╔══

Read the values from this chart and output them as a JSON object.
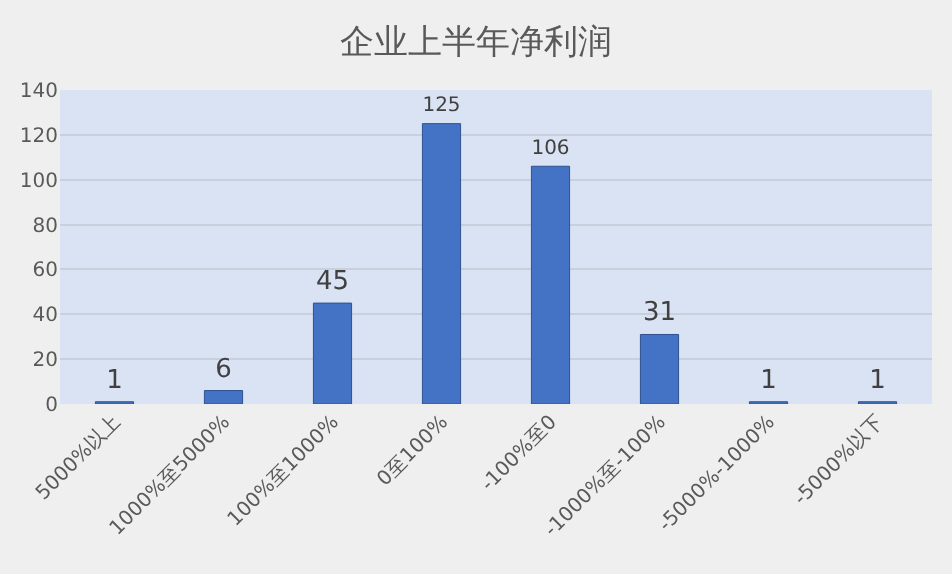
{
  "chart_data": {
    "type": "bar",
    "title": "企业上半年净利润",
    "categories": [
      "5000%以上",
      "1000%至5000%",
      "100%至1000%",
      "0至100%",
      "-100%至0",
      "-1000%至-100%",
      "-5000%-1000%",
      "-5000%以下"
    ],
    "values": [
      1,
      6,
      45,
      125,
      106,
      31,
      1,
      1
    ],
    "color": "#4472c4",
    "ylim": [
      0,
      140
    ],
    "yticks": [
      0,
      20,
      40,
      60,
      80,
      100,
      120,
      140
    ],
    "grid": "y",
    "data_labels": true
  }
}
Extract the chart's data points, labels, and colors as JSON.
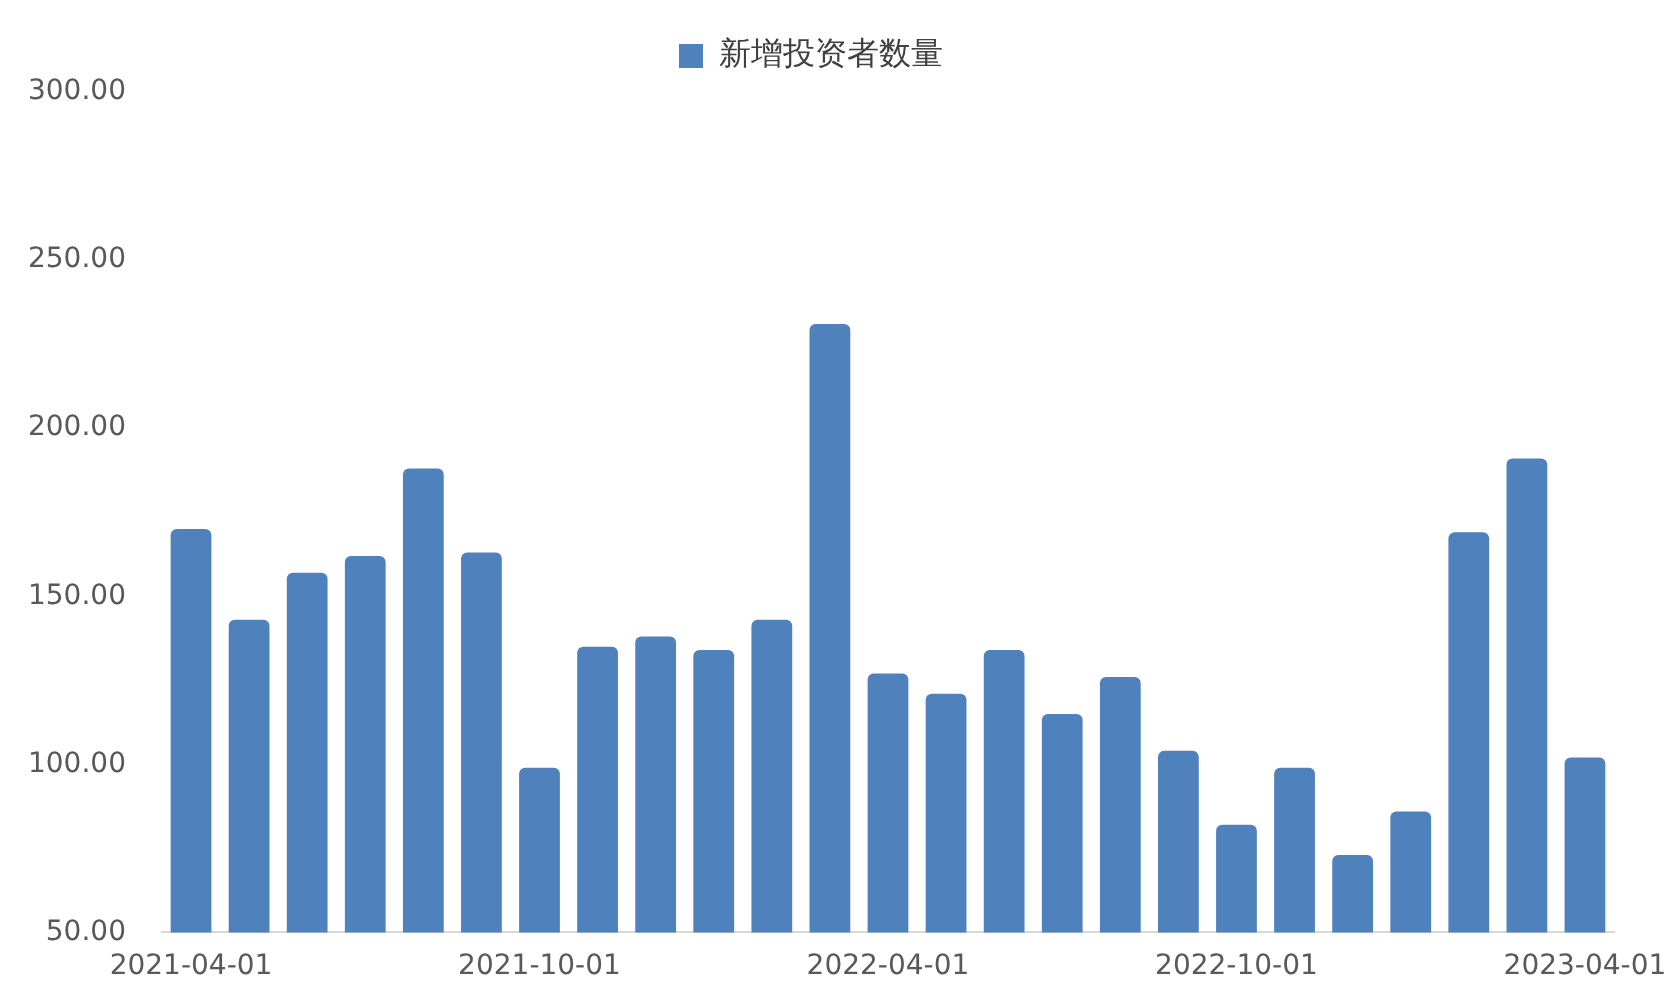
{
  "chart_data": {
    "type": "bar",
    "categories": [
      "2021-04-01",
      null,
      null,
      null,
      null,
      null,
      "2021-10-01",
      null,
      null,
      null,
      null,
      null,
      "2022-04-01",
      null,
      null,
      null,
      null,
      null,
      "2022-10-01",
      null,
      null,
      null,
      null,
      null,
      "2023-04-01"
    ],
    "series": [
      {
        "name": "新增投资者数量",
        "color": "#4f81bd",
        "values": [
          170,
          143,
          157,
          162,
          188,
          163,
          99,
          135,
          138,
          134,
          143,
          231,
          127,
          121,
          134,
          115,
          126,
          104,
          82,
          99,
          73,
          86,
          169,
          191,
          102
        ]
      }
    ],
    "ylim": [
      50,
      300
    ],
    "yticks": [
      {
        "value": 50,
        "label": "50.00"
      },
      {
        "value": 100,
        "label": "100.00"
      },
      {
        "value": 150,
        "label": "150.00"
      },
      {
        "value": 200,
        "label": "200.00"
      },
      {
        "value": 250,
        "label": "250.00"
      },
      {
        "value": 300,
        "label": "300.00"
      }
    ],
    "grid": false,
    "legend": "top"
  }
}
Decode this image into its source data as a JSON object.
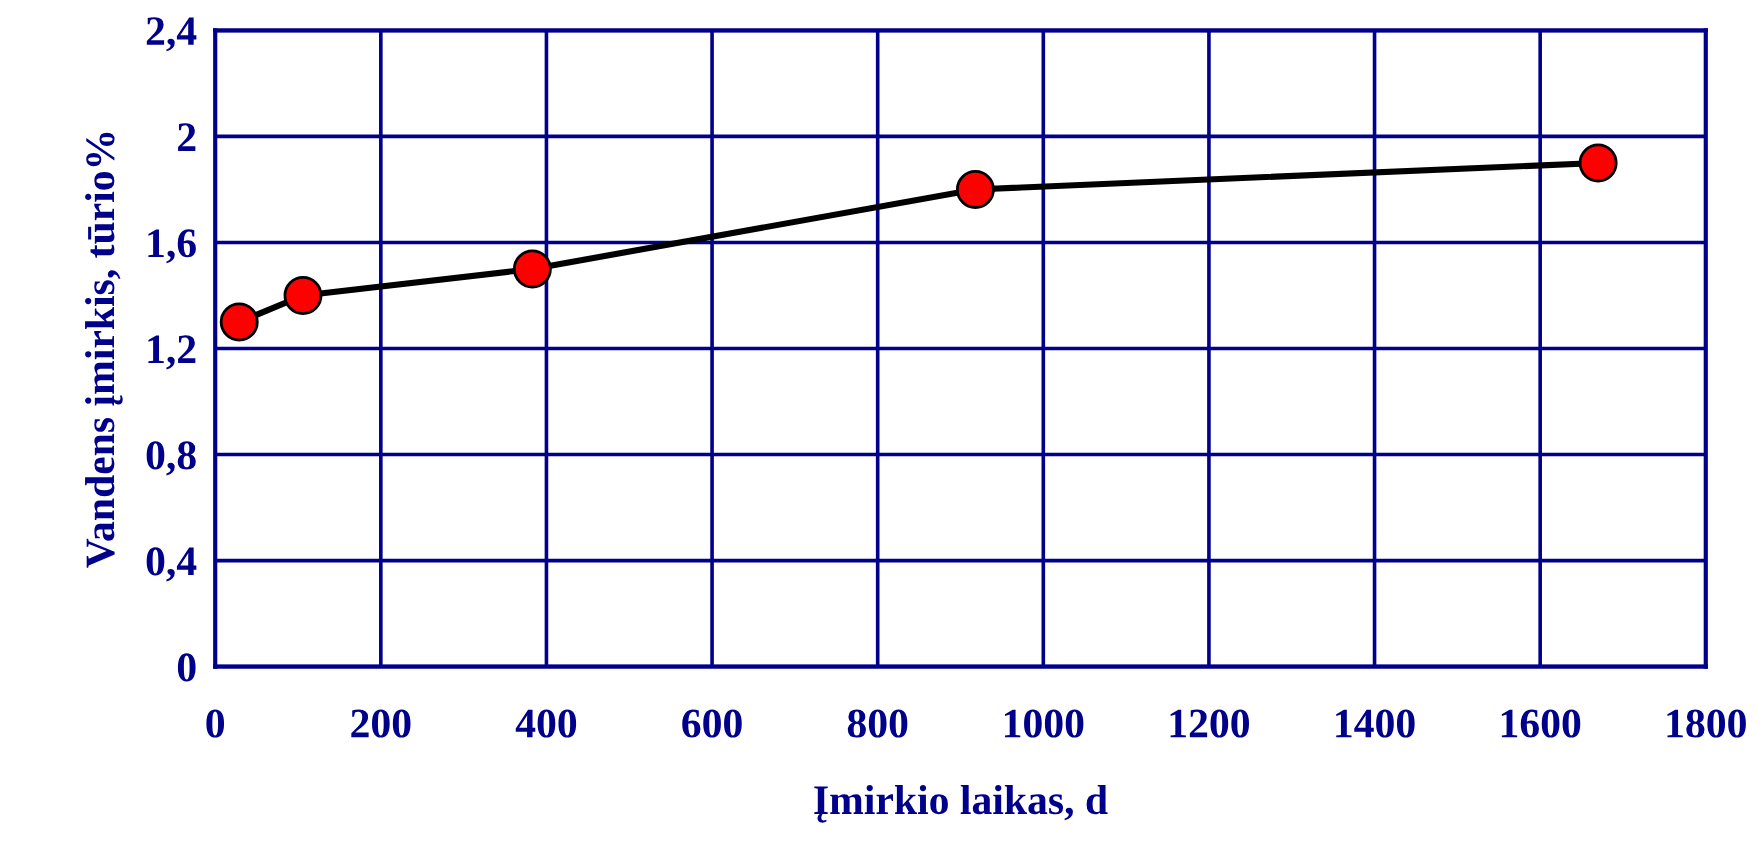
{
  "chart_data": {
    "type": "line",
    "xlabel": "Įmirkio laikas, d",
    "ylabel": "Vandens įmirkis, tūrio%",
    "x": [
      29,
      106,
      383,
      918,
      1670
    ],
    "series": [
      {
        "color": "#000000",
        "values": [
          1.3,
          1.4,
          1.5,
          1.8,
          1.9
        ]
      }
    ],
    "marker": "circle",
    "line_style": "solid",
    "xlim": [
      0,
      1800
    ],
    "xticks": [
      0,
      200,
      400,
      600,
      800,
      1000,
      1200,
      1400,
      1600,
      1800
    ],
    "ylim": [
      0,
      2.4
    ],
    "yticks": [
      0,
      {
        "value": 0.4,
        "label": "0,4"
      },
      {
        "value": 0.8,
        "label": "0,8"
      },
      {
        "value": 1.2,
        "label": "1,2"
      },
      {
        "value": 1.6,
        "label": "1,6"
      },
      2,
      {
        "value": 2.4,
        "label": "2,4"
      }
    ],
    "grid": true
  }
}
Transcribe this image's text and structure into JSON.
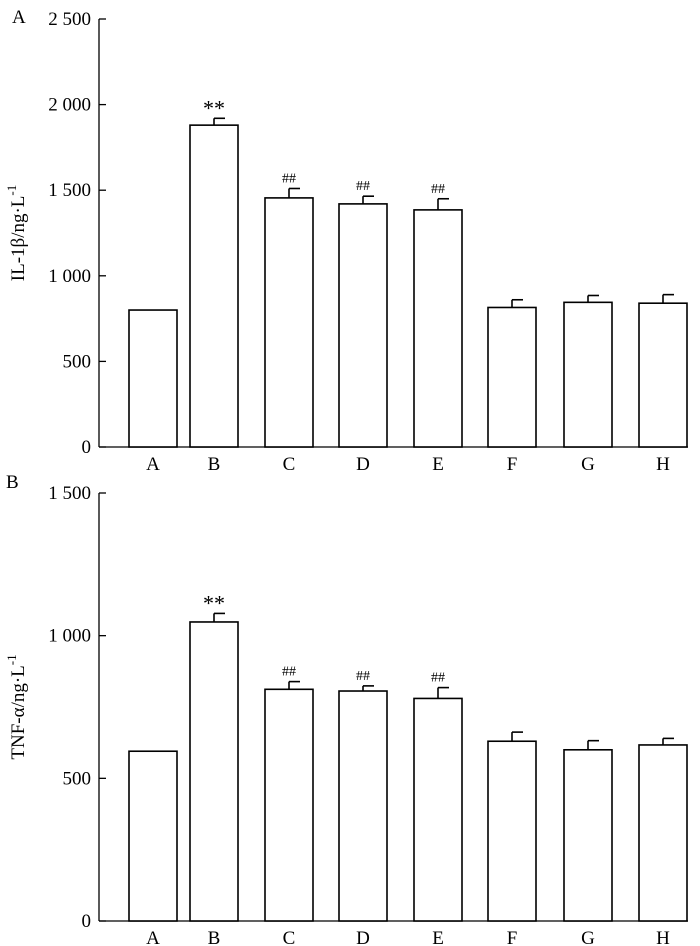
{
  "chart_data": [
    {
      "panel": "A",
      "type": "bar",
      "ylabel": "IL-1β/ng·L",
      "ylabel_superscript": "-1",
      "ylim": [
        0,
        2500
      ],
      "yticks": [
        0,
        500,
        1000,
        1500,
        2000,
        2500
      ],
      "ytick_labels": [
        "0",
        "500",
        "1 000",
        "1 500",
        "2 000",
        "2 500"
      ],
      "categories": [
        "A",
        "B",
        "C",
        "D",
        "E",
        "F",
        "G",
        "H"
      ],
      "values": [
        800,
        1880,
        1455,
        1420,
        1385,
        815,
        845,
        840
      ],
      "errors": [
        0,
        40,
        55,
        45,
        65,
        45,
        40,
        50
      ],
      "annotations": [
        "",
        "**",
        "##",
        "##",
        "##",
        "",
        "",
        ""
      ],
      "grid": false
    },
    {
      "panel": "B",
      "type": "bar",
      "ylabel": "TNF-α/ng·L",
      "ylabel_superscript": "-1",
      "ylim": [
        0,
        1500
      ],
      "yticks": [
        0,
        500,
        1000,
        1500
      ],
      "ytick_labels": [
        "0",
        "500",
        "1 000",
        "1 500"
      ],
      "categories": [
        "A",
        "B",
        "C",
        "D",
        "E",
        "F",
        "G",
        "H"
      ],
      "values": [
        595,
        1048,
        812,
        806,
        780,
        630,
        600,
        617
      ],
      "errors": [
        0,
        30,
        27,
        18,
        38,
        32,
        32,
        23
      ],
      "annotations": [
        "",
        "**",
        "##",
        "##",
        "##",
        "",
        "",
        ""
      ],
      "grid": false
    }
  ]
}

╚══

Exercise directions:
Without including any picture, repeat the data exactly.

Task result:
Read the values from this chart and output them as a JSON object.
{
  "chart_data": {
    "type": "bar",
    "title": "企业上半年净利润",
    "categories": [
      "5000%以上",
      "1000%至5000%",
      "100%至1000%",
      "0至100%",
      "-100%至0",
      "-1000%至-100%",
      "-5000%-1000%",
      "-5000%以下"
    ],
    "values": [
      1,
      6,
      45,
      125,
      106,
      31,
      1,
      1
    ],
    "color": "#4472c4",
    "ylim": [
      0,
      140
    ],
    "yticks": [
      0,
      20,
      40,
      60,
      80,
      100,
      120,
      140
    ],
    "grid": "y",
    "data_labels": true
  }
}
Extract the chart's data points, labels, and colors as JSON.
{
  "chart_data": {
    "type": "bar",
    "categories": [
      "2021-04-01",
      null,
      null,
      null,
      null,
      null,
      "2021-10-01",
      null,
      null,
      null,
      null,
      null,
      "2022-04-01",
      null,
      null,
      null,
      null,
      null,
      "2022-10-01",
      null,
      null,
      null,
      null,
      null,
      "2023-04-01"
    ],
    "series": [
      {
        "name": "新增投资者数量",
        "color": "#4f81bd",
        "values": [
          170,
          143,
          157,
          162,
          188,
          163,
          99,
          135,
          138,
          134,
          143,
          231,
          127,
          121,
          134,
          115,
          126,
          104,
          82,
          99,
          73,
          86,
          169,
          191,
          102
        ]
      }
    ],
    "ylim": [
      50,
      300
    ],
    "yticks": [
      {
        "value": 50,
        "label": "50.00"
      },
      {
        "value": 100,
        "label": "100.00"
      },
      {
        "value": 150,
        "label": "150.00"
      },
      {
        "value": 200,
        "label": "200.00"
      },
      {
        "value": 250,
        "label": "250.00"
      },
      {
        "value": 300,
        "label": "300.00"
      }
    ],
    "grid": false,
    "legend": "top"
  }
}
Decode this image into its source data as a JSON object.
{
  "chart_data": {
    "type": "line",
    "xlabel": "Įmirkio laikas, d",
    "ylabel": "Vandens įmirkis, tūrio%",
    "x": [
      29,
      106,
      383,
      918,
      1670
    ],
    "series": [
      {
        "color": "#000000",
        "values": [
          1.3,
          1.4,
          1.5,
          1.8,
          1.9
        ]
      }
    ],
    "marker": "circle",
    "line_style": "solid",
    "xlim": [
      0,
      1800
    ],
    "xticks": [
      0,
      200,
      400,
      600,
      800,
      1000,
      1200,
      1400,
      1600,
      1800
    ],
    "ylim": [
      0,
      2.4
    ],
    "yticks": [
      0,
      {
        "value": 0.4,
        "label": "0,4"
      },
      {
        "value": 0.8,
        "label": "0,8"
      },
      {
        "value": 1.2,
        "label": "1,2"
      },
      {
        "value": 1.6,
        "label": "1,6"
      },
      2,
      {
        "value": 2.4,
        "label": "2,4"
      }
    ],
    "grid": true
  }
}
Transcribe this image's text and structure into JSON.
{
  "chart_data": [
    {
      "panel": "A",
      "type": "bar",
      "ylabel": "IL-1β/ng·L",
      "ylabel_superscript": "-1",
      "ylim": [
        0,
        2500
      ],
      "yticks": [
        0,
        500,
        1000,
        1500,
        2000,
        2500
      ],
      "ytick_labels": [
        "0",
        "500",
        "1 000",
        "1 500",
        "2 000",
        "2 500"
      ],
      "categories": [
        "A",
        "B",
        "C",
        "D",
        "E",
        "F",
        "G",
        "H"
      ],
      "values": [
        800,
        1880,
        1455,
        1420,
        1385,
        815,
        845,
        840
      ],
      "errors": [
        0,
        40,
        55,
        45,
        65,
        45,
        40,
        50
      ],
      "annotations": [
        "",
        "**",
        "##",
        "##",
        "##",
        "",
        "",
        ""
      ],
      "grid": false
    },
    {
      "panel": "B",
      "type": "bar",
      "ylabel": "TNF-α/ng·L",
      "ylabel_superscript": "-1",
      "ylim": [
        0,
        1500
      ],
      "yticks": [
        0,
        500,
        1000,
        1500
      ],
      "ytick_labels": [
        "0",
        "500",
        "1 000",
        "1 500"
      ],
      "categories": [
        "A",
        "B",
        "C",
        "D",
        "E",
        "F",
        "G",
        "H"
      ],
      "values": [
        595,
        1048,
        812,
        806,
        780,
        630,
        600,
        617
      ],
      "errors": [
        0,
        30,
        27,
        18,
        38,
        32,
        32,
        23
      ],
      "annotations": [
        "",
        "**",
        "##",
        "##",
        "##",
        "",
        "",
        ""
      ],
      "grid": false
    }
  ]
}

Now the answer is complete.